• _Direction_
Set down exactly the lines running from the line with "Parse this screenshot: output" to the end of the listing below, both ends included.

• _Recorded data_
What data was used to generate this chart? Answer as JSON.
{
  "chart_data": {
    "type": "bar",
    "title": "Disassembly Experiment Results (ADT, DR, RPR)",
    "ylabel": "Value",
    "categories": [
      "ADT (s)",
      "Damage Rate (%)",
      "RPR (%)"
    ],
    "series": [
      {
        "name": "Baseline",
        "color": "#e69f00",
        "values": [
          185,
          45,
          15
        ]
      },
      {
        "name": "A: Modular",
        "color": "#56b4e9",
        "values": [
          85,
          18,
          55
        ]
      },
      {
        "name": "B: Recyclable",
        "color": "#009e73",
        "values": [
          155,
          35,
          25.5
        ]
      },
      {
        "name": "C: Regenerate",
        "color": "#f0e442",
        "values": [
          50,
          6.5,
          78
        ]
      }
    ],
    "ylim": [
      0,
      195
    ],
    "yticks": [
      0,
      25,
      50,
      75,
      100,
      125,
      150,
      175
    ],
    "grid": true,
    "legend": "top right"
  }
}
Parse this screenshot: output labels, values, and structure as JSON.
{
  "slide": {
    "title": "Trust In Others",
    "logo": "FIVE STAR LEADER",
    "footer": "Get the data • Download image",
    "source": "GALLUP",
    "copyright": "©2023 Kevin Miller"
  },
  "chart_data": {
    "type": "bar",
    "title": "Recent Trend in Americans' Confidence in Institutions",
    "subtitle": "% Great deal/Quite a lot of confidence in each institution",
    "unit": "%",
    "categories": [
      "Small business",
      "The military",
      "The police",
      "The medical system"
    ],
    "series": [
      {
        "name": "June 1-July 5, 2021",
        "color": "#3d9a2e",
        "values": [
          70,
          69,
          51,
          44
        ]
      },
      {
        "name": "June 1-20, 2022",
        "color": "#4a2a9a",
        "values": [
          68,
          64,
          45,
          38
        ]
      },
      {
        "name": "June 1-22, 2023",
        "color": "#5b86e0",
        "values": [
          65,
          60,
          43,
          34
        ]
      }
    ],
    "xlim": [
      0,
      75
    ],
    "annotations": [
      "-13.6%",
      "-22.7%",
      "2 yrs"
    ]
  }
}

• _Exercise answer_
Parse this screenshot: output labels, values, and structure as JSON.
{
  "slide": {
    "title": "Trust In Others",
    "logo": "FIVE STAR LEADER",
    "footer": "Get the data • Download image",
    "source": "GALLUP",
    "copyright": "©2023 Kevin Miller"
  },
  "chart_data": {
    "type": "bar",
    "title": "Recent Trend in Americans' Confidence in Institutions",
    "subtitle": "% Great deal/Quite a lot of confidence in each institution",
    "unit": "%",
    "categories": [
      "Small business",
      "The military",
      "The police",
      "The medical system"
    ],
    "series": [
      {
        "name": "June 1-July 5, 2021",
        "color": "#3d9a2e",
        "values": [
          70,
          69,
          51,
          44
        ]
      },
      {
        "name": "June 1-20, 2022",
        "color": "#4a2a9a",
        "values": [
          68,
          64,
          45,
          38
        ]
      },
      {
        "name": "June 1-22, 2023",
        "color": "#5b86e0",
        "values": [
          65,
          60,
          43,
          34
        ]
      }
    ],
    "xlim": [
      0,
      75
    ],
    "annotations": [
      "-13.6%",
      "-22.7%",
      "2 yrs"
    ]
  }
}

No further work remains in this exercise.